[[ THE INPUT open ]]

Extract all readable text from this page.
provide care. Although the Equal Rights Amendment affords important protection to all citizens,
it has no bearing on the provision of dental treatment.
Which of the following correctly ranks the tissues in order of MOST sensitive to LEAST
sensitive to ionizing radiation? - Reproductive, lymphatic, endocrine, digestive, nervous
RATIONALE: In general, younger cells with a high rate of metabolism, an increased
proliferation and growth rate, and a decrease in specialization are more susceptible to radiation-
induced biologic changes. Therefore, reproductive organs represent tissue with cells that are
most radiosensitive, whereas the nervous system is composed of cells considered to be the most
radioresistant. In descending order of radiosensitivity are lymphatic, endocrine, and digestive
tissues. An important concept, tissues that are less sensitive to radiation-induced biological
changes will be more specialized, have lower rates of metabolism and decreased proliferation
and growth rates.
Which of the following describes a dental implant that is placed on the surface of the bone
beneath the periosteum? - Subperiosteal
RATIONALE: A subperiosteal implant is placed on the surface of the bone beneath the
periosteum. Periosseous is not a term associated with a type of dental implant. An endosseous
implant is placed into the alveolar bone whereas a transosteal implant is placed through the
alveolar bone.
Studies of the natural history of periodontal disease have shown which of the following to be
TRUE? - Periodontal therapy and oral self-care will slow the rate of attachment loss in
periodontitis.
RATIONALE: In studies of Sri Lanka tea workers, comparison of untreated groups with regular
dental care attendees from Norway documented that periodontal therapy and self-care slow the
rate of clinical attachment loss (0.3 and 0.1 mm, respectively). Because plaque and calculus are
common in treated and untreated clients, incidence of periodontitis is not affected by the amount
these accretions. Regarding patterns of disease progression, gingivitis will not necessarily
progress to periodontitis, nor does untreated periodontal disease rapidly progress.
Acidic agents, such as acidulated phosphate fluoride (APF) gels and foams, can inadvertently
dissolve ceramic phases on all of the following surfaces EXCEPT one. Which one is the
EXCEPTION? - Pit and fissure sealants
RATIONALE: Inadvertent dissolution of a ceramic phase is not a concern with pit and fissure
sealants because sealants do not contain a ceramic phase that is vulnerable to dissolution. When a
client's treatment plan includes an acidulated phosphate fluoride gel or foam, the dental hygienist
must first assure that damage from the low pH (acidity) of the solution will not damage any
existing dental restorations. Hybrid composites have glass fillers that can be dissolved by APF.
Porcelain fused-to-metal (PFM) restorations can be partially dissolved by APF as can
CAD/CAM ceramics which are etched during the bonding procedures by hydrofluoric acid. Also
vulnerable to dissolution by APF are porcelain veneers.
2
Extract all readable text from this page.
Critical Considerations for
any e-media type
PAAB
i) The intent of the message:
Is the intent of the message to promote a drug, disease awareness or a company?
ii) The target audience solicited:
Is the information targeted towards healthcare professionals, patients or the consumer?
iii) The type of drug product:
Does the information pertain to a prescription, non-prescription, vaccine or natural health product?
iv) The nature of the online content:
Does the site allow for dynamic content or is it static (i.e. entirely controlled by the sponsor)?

[[ THE INPUT closed ]]

PROBLEM DETAILS | When a line above includes the word "placed", please list that line.

WRITTEN RESPONSE |
Which of the following describes a dental implant that is placed on the surface of the bone
RATIONALE: A subperiosteal implant is placed on the surface of the bone beneath the
implant is placed into the alveolar bone whereas a transosteal implant is placed through the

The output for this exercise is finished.